## Begin

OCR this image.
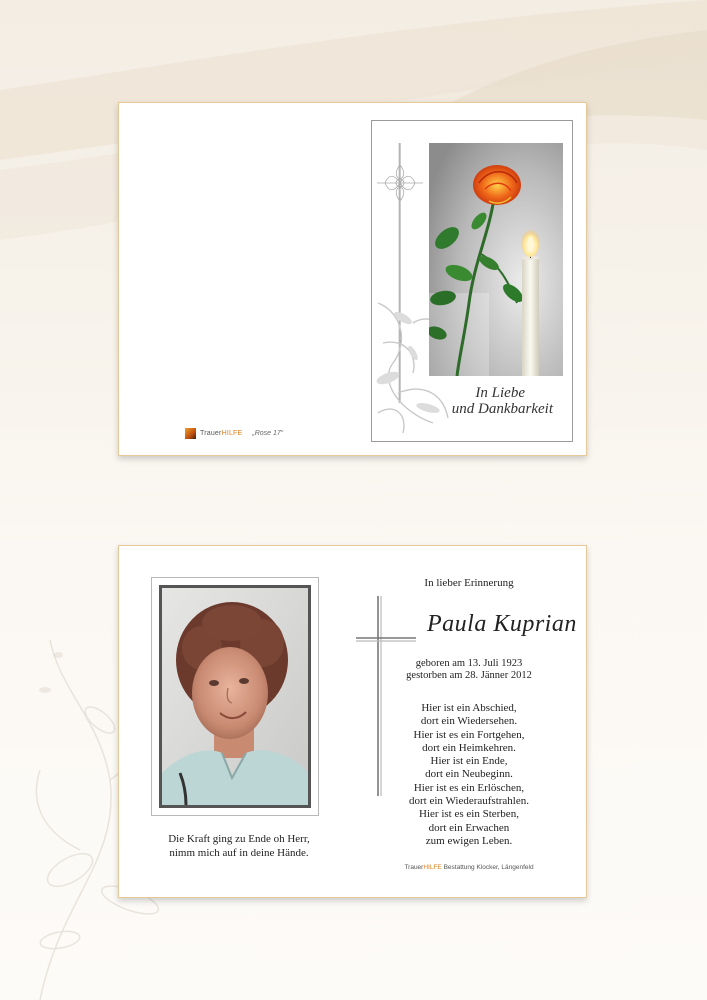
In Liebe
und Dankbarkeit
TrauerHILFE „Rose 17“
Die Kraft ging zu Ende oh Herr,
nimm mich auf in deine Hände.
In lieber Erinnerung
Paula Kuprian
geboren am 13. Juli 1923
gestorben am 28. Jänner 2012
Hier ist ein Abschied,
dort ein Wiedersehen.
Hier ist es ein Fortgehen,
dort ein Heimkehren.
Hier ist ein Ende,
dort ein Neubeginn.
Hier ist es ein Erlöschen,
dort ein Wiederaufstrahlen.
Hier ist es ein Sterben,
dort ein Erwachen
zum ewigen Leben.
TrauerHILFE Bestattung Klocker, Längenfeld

## End
## Begin

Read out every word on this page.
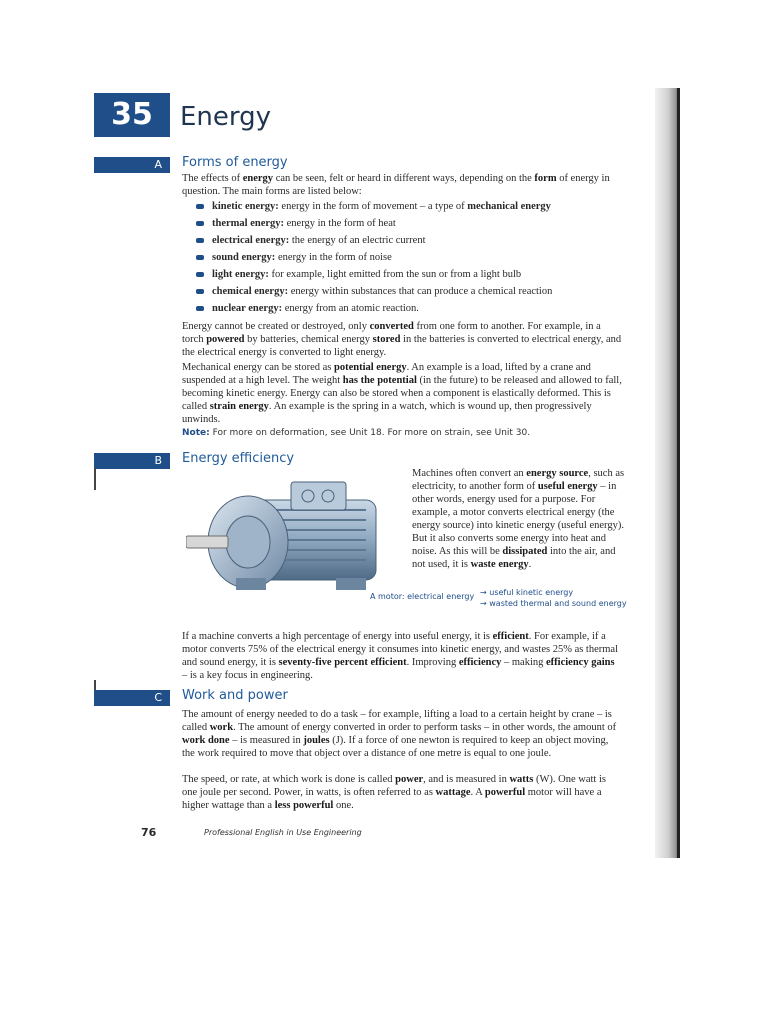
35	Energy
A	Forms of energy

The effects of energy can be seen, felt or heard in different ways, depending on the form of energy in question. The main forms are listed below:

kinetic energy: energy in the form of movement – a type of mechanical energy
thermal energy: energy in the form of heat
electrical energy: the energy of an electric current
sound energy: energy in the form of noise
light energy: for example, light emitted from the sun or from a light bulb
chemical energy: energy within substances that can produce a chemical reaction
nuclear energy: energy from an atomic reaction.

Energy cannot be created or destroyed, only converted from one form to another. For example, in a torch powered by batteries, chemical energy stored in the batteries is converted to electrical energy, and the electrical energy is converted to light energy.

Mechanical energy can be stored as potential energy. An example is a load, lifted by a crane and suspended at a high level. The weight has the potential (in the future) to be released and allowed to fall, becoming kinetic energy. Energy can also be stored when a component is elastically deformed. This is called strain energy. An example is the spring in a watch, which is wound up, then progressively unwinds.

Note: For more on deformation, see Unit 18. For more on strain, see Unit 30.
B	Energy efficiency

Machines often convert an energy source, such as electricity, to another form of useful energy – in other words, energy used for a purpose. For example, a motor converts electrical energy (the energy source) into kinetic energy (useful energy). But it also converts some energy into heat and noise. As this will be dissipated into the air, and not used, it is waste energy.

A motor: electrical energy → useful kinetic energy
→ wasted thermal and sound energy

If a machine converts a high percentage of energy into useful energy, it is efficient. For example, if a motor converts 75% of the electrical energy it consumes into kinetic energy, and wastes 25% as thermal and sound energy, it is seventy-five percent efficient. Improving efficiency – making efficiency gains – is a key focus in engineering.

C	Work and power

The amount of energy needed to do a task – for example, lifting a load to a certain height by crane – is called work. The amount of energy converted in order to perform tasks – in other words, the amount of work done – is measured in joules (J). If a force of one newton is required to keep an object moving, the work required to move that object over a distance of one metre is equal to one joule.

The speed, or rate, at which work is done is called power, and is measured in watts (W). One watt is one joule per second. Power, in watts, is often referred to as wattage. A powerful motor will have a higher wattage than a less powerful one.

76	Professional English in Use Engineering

## End

Problem to work on: In the records above, collect each line with "efficiency".

Written response:
B	Energy efficiency
If a machine converts a high percentage of energy into useful energy, it is efficient. For example, if a motor converts 75% of the electrical energy it consumes into kinetic energy, and wastes 25% as thermal and sound energy, it is seventy-five percent efficient. Improving efficiency – making efficiency gains – is a key focus in engineering.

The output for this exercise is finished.